Job » Write each record again exactly as it stands.

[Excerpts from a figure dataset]
START
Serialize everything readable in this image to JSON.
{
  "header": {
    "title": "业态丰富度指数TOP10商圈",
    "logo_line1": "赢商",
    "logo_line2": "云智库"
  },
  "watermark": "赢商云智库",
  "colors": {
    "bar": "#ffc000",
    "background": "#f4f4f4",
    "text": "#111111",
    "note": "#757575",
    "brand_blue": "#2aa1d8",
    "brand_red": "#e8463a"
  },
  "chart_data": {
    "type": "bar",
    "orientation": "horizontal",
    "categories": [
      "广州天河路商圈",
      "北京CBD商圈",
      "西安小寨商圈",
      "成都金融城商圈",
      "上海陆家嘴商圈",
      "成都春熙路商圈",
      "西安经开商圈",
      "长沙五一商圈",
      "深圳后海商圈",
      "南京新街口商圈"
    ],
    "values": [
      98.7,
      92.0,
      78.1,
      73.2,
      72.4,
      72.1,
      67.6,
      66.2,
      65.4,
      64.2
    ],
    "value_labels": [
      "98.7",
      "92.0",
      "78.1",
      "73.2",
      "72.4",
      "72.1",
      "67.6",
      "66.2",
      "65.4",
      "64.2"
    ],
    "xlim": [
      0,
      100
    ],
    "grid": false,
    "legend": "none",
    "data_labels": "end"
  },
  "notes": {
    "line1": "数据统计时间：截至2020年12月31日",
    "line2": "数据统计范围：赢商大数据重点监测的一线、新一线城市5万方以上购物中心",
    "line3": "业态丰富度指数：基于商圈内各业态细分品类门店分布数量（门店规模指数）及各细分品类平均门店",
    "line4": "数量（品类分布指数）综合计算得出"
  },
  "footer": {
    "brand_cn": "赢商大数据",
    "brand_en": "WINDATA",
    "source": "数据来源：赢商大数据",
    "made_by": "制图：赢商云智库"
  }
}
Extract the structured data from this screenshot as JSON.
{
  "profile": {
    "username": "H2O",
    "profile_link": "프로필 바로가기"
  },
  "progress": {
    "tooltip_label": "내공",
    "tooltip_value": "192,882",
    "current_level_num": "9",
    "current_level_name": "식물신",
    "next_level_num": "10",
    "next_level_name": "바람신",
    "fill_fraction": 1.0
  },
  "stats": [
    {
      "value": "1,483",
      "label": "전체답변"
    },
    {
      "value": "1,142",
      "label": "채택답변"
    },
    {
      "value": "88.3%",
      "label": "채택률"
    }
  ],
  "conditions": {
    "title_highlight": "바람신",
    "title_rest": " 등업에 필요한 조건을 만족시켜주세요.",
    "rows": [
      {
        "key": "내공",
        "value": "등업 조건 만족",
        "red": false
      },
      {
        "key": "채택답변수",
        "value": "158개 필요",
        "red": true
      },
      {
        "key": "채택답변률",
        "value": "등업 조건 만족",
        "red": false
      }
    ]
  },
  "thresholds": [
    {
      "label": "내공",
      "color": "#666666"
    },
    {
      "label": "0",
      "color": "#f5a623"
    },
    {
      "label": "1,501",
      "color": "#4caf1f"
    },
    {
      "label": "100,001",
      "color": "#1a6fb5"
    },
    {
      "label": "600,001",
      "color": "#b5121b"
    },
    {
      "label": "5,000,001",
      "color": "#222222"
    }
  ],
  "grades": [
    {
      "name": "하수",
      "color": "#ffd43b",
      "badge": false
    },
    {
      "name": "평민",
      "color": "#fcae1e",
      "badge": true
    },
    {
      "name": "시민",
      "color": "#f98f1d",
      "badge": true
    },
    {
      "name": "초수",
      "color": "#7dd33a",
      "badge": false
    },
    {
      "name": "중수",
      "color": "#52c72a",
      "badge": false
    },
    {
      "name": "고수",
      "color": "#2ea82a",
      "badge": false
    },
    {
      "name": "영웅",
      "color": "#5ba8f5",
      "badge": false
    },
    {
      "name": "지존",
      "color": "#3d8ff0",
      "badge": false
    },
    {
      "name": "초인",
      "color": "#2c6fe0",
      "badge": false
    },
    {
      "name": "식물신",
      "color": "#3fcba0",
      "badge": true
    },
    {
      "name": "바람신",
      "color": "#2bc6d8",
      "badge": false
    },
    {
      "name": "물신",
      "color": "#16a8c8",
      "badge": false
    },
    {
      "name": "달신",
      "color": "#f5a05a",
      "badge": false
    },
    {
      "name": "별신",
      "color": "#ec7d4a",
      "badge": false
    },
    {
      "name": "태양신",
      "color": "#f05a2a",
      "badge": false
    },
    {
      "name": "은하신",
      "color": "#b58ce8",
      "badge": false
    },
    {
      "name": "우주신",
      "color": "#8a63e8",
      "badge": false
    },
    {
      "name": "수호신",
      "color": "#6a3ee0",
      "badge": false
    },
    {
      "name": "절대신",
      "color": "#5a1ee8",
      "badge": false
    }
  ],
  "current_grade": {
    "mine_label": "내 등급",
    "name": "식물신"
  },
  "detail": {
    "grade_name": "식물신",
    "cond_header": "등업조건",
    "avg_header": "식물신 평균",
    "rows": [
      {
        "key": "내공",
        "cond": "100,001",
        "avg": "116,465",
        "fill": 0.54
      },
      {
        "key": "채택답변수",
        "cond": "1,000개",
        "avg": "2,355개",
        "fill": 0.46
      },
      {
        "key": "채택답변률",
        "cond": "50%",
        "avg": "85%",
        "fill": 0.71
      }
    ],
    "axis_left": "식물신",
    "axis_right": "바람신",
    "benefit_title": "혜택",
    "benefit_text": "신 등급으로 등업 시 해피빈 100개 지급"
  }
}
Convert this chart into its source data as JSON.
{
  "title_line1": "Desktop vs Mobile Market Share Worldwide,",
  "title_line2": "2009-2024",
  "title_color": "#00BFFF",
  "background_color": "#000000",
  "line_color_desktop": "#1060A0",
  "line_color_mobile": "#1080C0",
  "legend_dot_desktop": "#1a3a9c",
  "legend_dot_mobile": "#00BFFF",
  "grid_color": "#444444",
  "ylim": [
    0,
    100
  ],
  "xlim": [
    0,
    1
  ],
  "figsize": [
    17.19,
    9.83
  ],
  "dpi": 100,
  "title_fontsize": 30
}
END
Answer for this exercise »
Serialize everything readable in this image to JSON.
{
  "header": {
    "title": "业态丰富度指数TOP10商圈",
    "logo_line1": "赢商",
    "logo_line2": "云智库"
  },
  "watermark": "赢商云智库",
  "colors": {
    "bar": "#ffc000",
    "background": "#f4f4f4",
    "text": "#111111",
    "note": "#757575",
    "brand_blue": "#2aa1d8",
    "brand_red": "#e8463a"
  },
  "chart_data": {
    "type": "bar",
    "orientation": "horizontal",
    "categories": [
      "广州天河路商圈",
      "北京CBD商圈",
      "西安小寨商圈",
      "成都金融城商圈",
      "上海陆家嘴商圈",
      "成都春熙路商圈",
      "西安经开商圈",
      "长沙五一商圈",
      "深圳后海商圈",
      "南京新街口商圈"
    ],
    "values": [
      98.7,
      92.0,
      78.1,
      73.2,
      72.4,
      72.1,
      67.6,
      66.2,
      65.4,
      64.2
    ],
    "value_labels": [
      "98.7",
      "92.0",
      "78.1",
      "73.2",
      "72.4",
      "72.1",
      "67.6",
      "66.2",
      "65.4",
      "64.2"
    ],
    "xlim": [
      0,
      100
    ],
    "grid": false,
    "legend": "none",
    "data_labels": "end"
  },
  "notes": {
    "line1": "数据统计时间：截至2020年12月31日",
    "line2": "数据统计范围：赢商大数据重点监测的一线、新一线城市5万方以上购物中心",
    "line3": "业态丰富度指数：基于商圈内各业态细分品类门店分布数量（门店规模指数）及各细分品类平均门店",
    "line4": "数量（品类分布指数）综合计算得出"
  },
  "footer": {
    "brand_cn": "赢商大数据",
    "brand_en": "WINDATA",
    "source": "数据来源：赢商大数据",
    "made_by": "制图：赢商云智库"
  }
}
Extract the structured data from this screenshot as JSON.
{
  "profile": {
    "username": "H2O",
    "profile_link": "프로필 바로가기"
  },
  "progress": {
    "tooltip_label": "내공",
    "tooltip_value": "192,882",
    "current_level_num": "9",
    "current_level_name": "식물신",
    "next_level_num": "10",
    "next_level_name": "바람신",
    "fill_fraction": 1.0
  },
  "stats": [
    {
      "value": "1,483",
      "label": "전체답변"
    },
    {
      "value": "1,142",
      "label": "채택답변"
    },
    {
      "value": "88.3%",
      "label": "채택률"
    }
  ],
  "conditions": {
    "title_highlight": "바람신",
    "title_rest": " 등업에 필요한 조건을 만족시켜주세요.",
    "rows": [
      {
        "key": "내공",
        "value": "등업 조건 만족",
        "red": false
      },
      {
        "key": "채택답변수",
        "value": "158개 필요",
        "red": true
      },
      {
        "key": "채택답변률",
        "value": "등업 조건 만족",
        "red": false
      }
    ]
  },
  "thresholds": [
    {
      "label": "내공",
      "color": "#666666"
    },
    {
      "label": "0",
      "color": "#f5a623"
    },
    {
      "label": "1,501",
      "color": "#4caf1f"
    },
    {
      "label": "100,001",
      "color": "#1a6fb5"
    },
    {
      "label": "600,001",
      "color": "#b5121b"
    },
    {
      "label": "5,000,001",
      "color": "#222222"
    }
  ],
  "grades": [
    {
      "name": "하수",
      "color": "#ffd43b",
      "badge": false
    },
    {
      "name": "평민",
      "color": "#fcae1e",
      "badge": true
    },
    {
      "name": "시민",
      "color": "#f98f1d",
      "badge": true
    },
    {
      "name": "초수",
      "color": "#7dd33a",
      "badge": false
    },
    {
      "name": "중수",
      "color": "#52c72a",
      "badge": false
    },
    {
      "name": "고수",
      "color": "#2ea82a",
      "badge": false
    },
    {
      "name": "영웅",
      "color": "#5ba8f5",
      "badge": false
    },
    {
      "name": "지존",
      "color": "#3d8ff0",
      "badge": false
    },
    {
      "name": "초인",
      "color": "#2c6fe0",
      "badge": false
    },
    {
      "name": "식물신",
      "color": "#3fcba0",
      "badge": true
    },
    {
      "name": "바람신",
      "color": "#2bc6d8",
      "badge": false
    },
    {
      "name": "물신",
      "color": "#16a8c8",
      "badge": false
    },
    {
      "name": "달신",
      "color": "#f5a05a",
      "badge": false
    },
    {
      "name": "별신",
      "color": "#ec7d4a",
      "badge": false
    },
    {
      "name": "태양신",
      "color": "#f05a2a",
      "badge": false
    },
    {
      "name": "은하신",
      "color": "#b58ce8",
      "badge": false
    },
    {
      "name": "우주신",
      "color": "#8a63e8",
      "badge": false
    },
    {
      "name": "수호신",
      "color": "#6a3ee0",
      "badge": false
    },
    {
      "name": "절대신",
      "color": "#5a1ee8",
      "badge": false
    }
  ],
  "current_grade": {
    "mine_label": "내 등급",
    "name": "식물신"
  },
  "detail": {
    "grade_name": "식물신",
    "cond_header": "등업조건",
    "avg_header": "식물신 평균",
    "rows": [
      {
        "key": "내공",
        "cond": "100,001",
        "avg": "116,465",
        "fill": 0.54
      },
      {
        "key": "채택답변수",
        "cond": "1,000개",
        "avg": "2,355개",
        "fill": 0.46
      },
      {
        "key": "채택답변률",
        "cond": "50%",
        "avg": "85%",
        "fill": 0.71
      }
    ],
    "axis_left": "식물신",
    "axis_right": "바람신",
    "benefit_title": "혜택",
    "benefit_text": "신 등급으로 등업 시 해피빈 100개 지급"
  }
}
Convert this chart into its source data as JSON.
{
  "title_line1": "Desktop vs Mobile Market Share Worldwide,",
  "title_line2": "2009-2024",
  "title_color": "#00BFFF",
  "background_color": "#000000",
  "line_color_desktop": "#1060A0",
  "line_color_mobile": "#1080C0",
  "legend_dot_desktop": "#1a3a9c",
  "legend_dot_mobile": "#00BFFF",
  "grid_color": "#444444",
  "ylim": [
    0,
    100
  ],
  "xlim": [
    0,
    1
  ],
  "figsize": [
    17.19,
    9.83
  ],
  "dpi": 100,
  "title_fontsize": 30
}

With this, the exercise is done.